**WHAT IS ASKED:** List every line in this data where the string "name" occurs.

**WORKING DATA:**

━━━

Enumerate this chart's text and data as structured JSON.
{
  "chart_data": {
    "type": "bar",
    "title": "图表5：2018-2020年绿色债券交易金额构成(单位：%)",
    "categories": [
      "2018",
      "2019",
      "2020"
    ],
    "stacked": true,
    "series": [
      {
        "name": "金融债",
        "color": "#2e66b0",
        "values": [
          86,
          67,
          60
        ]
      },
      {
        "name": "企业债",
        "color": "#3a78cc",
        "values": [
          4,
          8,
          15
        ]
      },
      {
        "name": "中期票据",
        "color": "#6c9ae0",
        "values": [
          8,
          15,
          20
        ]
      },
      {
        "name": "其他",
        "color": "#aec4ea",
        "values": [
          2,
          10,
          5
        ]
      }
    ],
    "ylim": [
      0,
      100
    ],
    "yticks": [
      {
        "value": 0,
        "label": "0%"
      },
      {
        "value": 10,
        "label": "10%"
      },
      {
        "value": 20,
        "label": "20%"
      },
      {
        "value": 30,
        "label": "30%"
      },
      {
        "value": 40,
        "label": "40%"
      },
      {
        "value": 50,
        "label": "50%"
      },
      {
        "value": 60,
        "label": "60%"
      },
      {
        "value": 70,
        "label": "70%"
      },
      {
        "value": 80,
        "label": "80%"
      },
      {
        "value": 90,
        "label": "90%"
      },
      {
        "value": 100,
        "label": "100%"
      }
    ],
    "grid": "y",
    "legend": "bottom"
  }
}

━━━

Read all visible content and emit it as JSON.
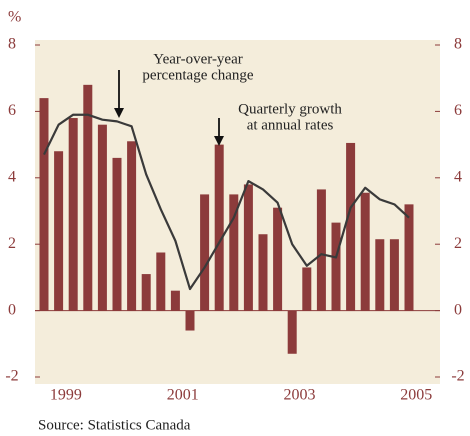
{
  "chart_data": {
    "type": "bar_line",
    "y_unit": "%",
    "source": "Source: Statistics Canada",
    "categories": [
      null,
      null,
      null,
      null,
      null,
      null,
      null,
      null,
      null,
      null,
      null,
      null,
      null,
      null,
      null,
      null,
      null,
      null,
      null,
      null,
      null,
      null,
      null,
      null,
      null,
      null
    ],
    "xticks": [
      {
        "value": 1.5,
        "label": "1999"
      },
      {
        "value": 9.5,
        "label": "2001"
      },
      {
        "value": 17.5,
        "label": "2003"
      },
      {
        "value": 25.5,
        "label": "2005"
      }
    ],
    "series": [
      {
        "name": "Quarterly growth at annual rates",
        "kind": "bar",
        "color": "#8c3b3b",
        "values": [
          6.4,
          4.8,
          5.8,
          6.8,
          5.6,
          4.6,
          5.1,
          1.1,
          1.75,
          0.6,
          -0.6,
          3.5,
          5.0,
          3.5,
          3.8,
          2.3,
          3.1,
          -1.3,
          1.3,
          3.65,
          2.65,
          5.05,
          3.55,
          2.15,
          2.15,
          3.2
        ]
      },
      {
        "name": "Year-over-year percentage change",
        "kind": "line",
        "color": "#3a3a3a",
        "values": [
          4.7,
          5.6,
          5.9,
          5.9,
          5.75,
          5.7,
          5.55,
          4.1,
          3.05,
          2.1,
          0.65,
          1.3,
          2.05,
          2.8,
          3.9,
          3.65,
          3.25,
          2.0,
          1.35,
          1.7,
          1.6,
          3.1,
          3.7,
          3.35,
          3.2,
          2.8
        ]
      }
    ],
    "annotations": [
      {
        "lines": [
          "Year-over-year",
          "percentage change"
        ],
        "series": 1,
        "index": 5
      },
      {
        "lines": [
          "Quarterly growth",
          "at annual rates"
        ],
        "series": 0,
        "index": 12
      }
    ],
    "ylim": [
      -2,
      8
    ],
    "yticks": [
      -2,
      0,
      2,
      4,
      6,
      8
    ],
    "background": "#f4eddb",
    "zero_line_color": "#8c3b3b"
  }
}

━━━

**EXPECTED OUTPUT:**
        "name": "金融债",
        "name": "企业债",
        "name": "中期票据",
        "name": "其他",
        "name": "Quarterly growth at annual rates",
        "name": "Year-over-year percentage change",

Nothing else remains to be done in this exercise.